Stored records:
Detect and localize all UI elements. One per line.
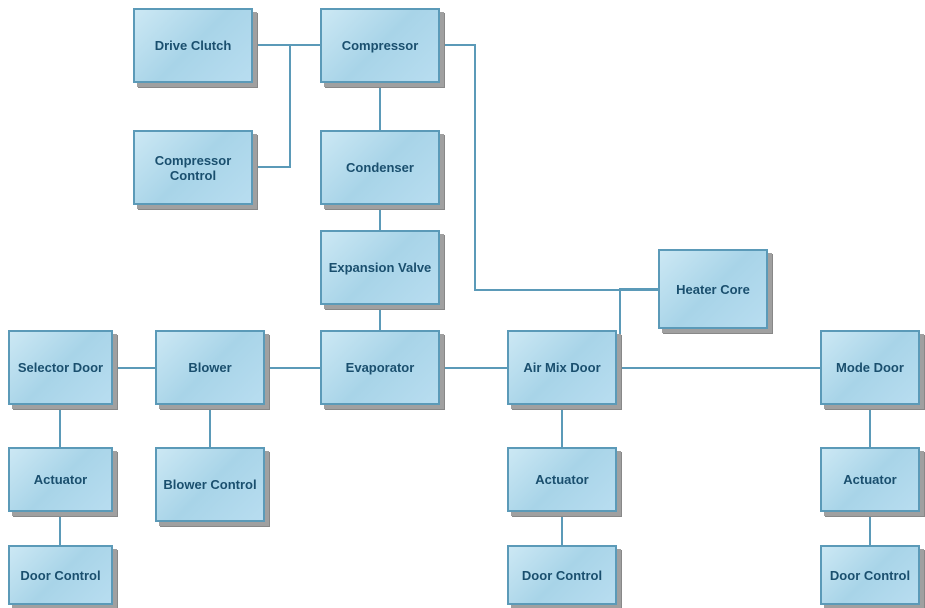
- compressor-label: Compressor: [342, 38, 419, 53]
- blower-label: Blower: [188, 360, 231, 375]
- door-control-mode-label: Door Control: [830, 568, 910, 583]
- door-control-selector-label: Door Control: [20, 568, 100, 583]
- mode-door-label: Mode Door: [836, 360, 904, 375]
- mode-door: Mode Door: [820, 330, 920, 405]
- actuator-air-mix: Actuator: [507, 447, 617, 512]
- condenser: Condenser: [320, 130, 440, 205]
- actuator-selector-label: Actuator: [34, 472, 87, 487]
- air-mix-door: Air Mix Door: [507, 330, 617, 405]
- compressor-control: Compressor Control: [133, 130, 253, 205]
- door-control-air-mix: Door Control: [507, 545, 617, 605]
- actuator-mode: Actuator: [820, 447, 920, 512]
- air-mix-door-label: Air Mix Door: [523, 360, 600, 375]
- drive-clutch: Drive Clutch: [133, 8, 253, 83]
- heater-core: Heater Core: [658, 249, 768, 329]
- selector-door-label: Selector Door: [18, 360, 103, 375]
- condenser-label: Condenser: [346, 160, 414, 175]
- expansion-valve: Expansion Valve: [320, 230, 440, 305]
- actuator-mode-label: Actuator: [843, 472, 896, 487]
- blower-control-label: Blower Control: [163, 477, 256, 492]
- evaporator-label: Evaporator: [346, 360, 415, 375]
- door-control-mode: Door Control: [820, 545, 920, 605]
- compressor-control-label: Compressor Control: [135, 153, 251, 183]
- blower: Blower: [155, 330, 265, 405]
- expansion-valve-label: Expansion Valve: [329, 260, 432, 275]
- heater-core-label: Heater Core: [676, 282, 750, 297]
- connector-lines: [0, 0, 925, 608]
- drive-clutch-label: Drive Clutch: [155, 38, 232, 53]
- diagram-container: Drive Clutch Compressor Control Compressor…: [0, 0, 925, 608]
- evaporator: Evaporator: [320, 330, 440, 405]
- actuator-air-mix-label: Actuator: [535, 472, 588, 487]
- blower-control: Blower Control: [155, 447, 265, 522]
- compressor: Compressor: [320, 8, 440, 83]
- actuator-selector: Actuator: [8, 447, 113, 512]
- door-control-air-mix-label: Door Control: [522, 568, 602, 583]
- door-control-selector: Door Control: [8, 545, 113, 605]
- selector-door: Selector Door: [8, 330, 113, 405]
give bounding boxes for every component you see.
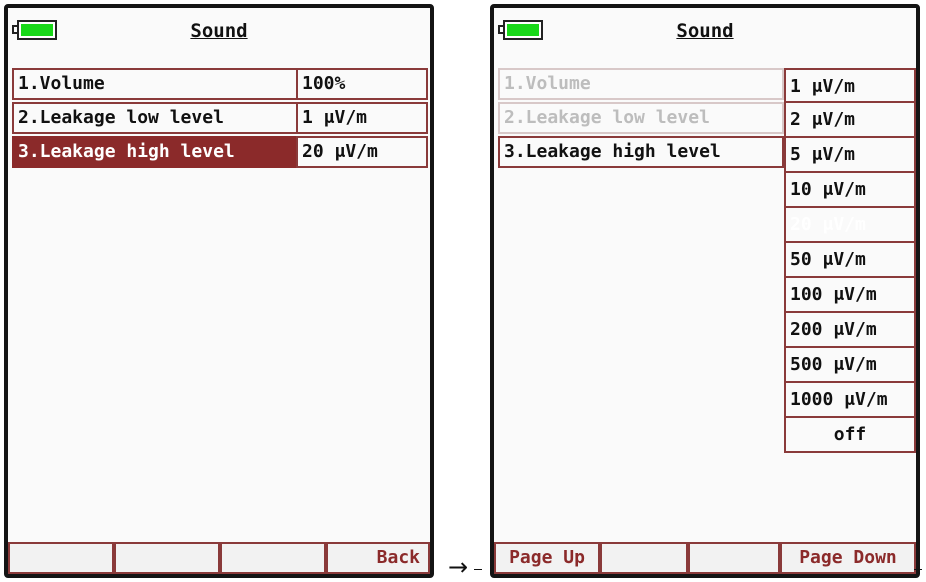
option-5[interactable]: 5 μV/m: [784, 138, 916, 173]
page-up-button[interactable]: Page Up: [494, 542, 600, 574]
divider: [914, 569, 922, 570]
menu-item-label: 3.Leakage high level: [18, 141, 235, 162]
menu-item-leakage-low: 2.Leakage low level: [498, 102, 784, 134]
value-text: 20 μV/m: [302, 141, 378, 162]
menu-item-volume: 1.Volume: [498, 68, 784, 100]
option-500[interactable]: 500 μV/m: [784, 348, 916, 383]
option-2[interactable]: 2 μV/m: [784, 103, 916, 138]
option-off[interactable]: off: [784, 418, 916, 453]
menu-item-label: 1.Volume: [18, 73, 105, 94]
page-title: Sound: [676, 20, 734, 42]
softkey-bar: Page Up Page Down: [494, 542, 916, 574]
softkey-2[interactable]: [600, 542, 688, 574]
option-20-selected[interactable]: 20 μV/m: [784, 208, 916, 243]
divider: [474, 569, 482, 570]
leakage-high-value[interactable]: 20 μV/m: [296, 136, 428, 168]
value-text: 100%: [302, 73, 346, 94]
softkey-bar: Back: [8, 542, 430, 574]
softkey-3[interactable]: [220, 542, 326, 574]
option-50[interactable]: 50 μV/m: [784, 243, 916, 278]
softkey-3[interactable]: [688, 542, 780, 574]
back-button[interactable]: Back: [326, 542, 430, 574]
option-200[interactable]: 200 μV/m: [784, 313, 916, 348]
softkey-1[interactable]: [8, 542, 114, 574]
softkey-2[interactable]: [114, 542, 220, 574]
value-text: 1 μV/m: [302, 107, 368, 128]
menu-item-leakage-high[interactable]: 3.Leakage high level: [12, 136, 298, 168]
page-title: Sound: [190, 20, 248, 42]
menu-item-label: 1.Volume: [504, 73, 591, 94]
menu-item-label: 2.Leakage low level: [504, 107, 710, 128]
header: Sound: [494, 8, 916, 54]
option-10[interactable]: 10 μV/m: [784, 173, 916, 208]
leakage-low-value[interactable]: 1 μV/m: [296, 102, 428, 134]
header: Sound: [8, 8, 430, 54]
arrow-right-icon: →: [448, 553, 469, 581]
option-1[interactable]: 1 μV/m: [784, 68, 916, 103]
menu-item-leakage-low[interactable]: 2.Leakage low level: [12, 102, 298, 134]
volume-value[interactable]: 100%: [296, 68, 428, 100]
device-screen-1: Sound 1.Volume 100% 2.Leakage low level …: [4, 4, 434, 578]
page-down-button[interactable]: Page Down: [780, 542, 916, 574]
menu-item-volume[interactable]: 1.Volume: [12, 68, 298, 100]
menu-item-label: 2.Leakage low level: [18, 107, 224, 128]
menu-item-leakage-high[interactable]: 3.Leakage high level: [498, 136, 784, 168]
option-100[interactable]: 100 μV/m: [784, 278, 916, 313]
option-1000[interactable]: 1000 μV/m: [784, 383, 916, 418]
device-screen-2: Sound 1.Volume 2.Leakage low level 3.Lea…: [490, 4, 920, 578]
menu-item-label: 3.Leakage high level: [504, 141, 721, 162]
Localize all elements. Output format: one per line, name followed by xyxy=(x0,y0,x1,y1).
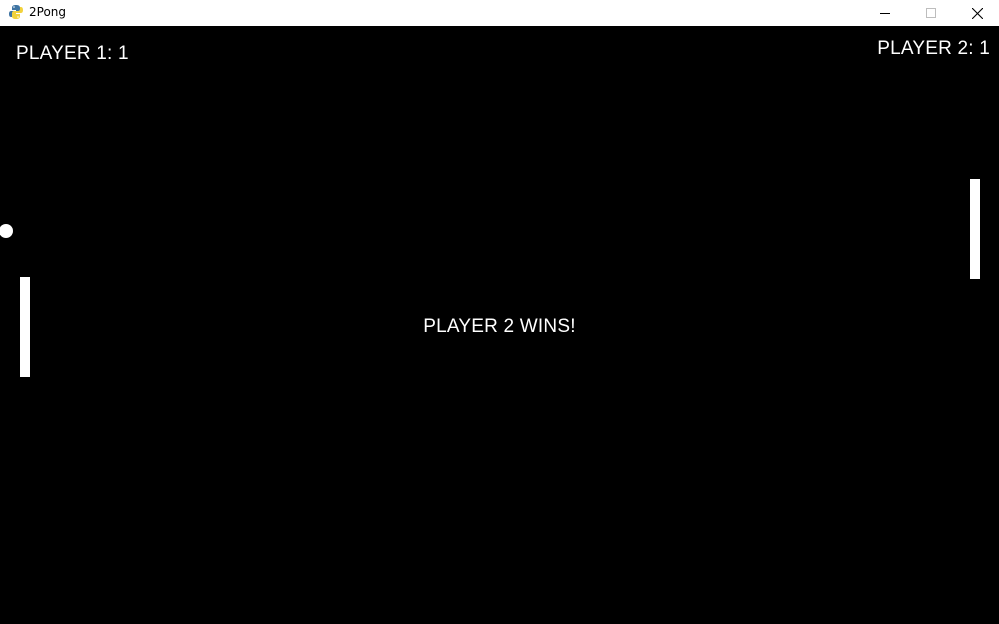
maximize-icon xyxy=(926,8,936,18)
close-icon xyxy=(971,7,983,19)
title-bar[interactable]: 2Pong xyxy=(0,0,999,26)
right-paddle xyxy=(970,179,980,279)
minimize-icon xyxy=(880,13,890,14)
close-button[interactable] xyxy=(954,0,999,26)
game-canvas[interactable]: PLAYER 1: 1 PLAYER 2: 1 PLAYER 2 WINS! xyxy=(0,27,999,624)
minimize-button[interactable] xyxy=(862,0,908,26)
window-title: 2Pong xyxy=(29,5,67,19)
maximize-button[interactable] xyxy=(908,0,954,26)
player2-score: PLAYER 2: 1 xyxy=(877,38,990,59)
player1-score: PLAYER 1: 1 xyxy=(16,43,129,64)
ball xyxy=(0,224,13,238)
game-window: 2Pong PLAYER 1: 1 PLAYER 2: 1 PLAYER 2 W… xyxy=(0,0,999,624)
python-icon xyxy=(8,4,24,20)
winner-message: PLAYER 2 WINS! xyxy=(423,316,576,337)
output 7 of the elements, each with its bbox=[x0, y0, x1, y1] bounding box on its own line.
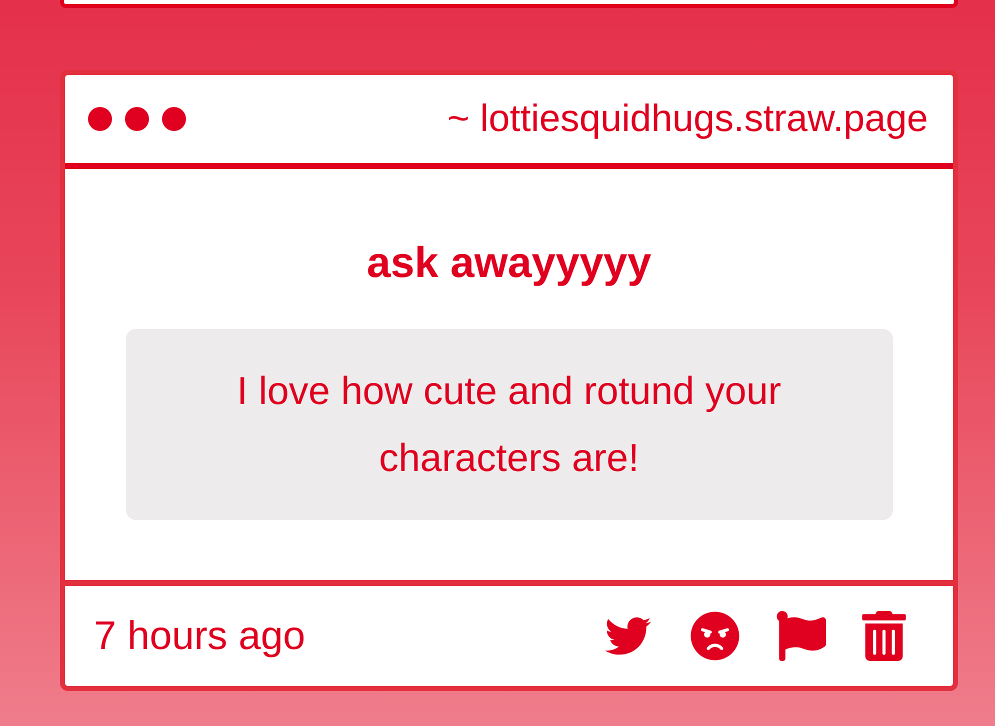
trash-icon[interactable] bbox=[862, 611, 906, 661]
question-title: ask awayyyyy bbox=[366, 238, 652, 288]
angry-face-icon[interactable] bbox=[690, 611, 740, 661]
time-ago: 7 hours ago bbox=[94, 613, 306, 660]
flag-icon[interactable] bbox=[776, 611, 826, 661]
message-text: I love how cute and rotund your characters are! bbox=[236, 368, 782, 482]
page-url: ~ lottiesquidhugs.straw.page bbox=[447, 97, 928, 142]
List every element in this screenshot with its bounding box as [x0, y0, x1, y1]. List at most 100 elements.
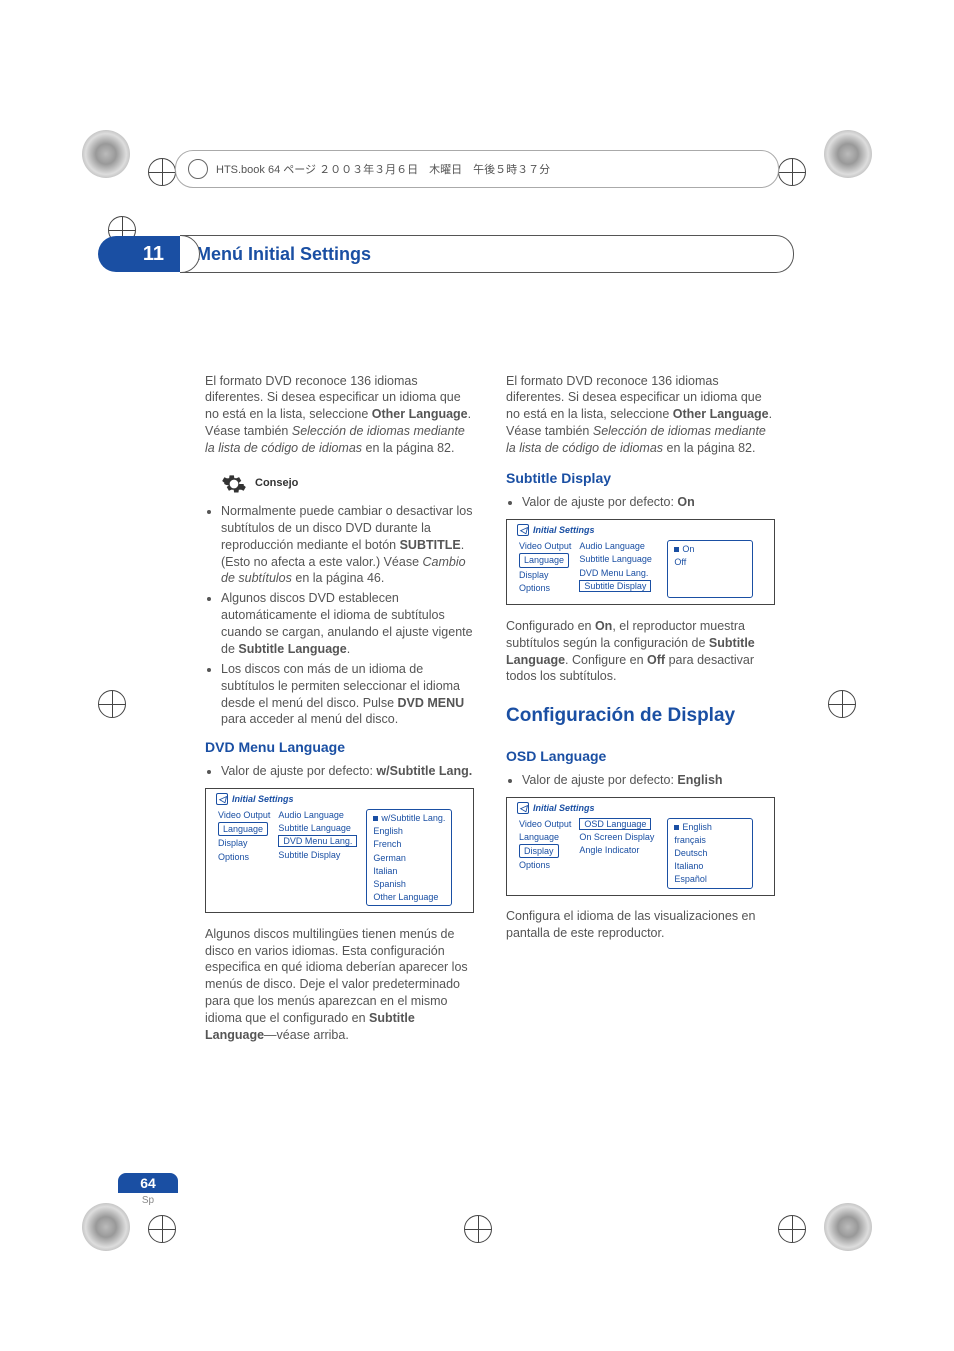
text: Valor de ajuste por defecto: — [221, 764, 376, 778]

What you have to do:
Rewrite the lines above as a numbered list, beginning with the line containing "trash-icon[interactable] bbox=[862, 611, 906, 661]" and continuing through the line containing "page-url: ~ lottiesquidhugs.straw.page", leaving out any blank lines.

Expected output:
1. trash-icon[interactable] bbox=[862, 611, 906, 661]
2. question-title: ask awayyyyy bbox=[366, 238, 652, 288]
3. angry-face-icon[interactable] bbox=[690, 611, 740, 661]
4. time-ago: 7 hours ago bbox=[94, 613, 306, 660]
5. flag-icon[interactable] bbox=[776, 611, 826, 661]
6. message-text: I love how cute and rotund your characters are! bbox=[236, 368, 782, 482]
7. page-url: ~ lottiesquidhugs.straw.page bbox=[447, 97, 928, 142]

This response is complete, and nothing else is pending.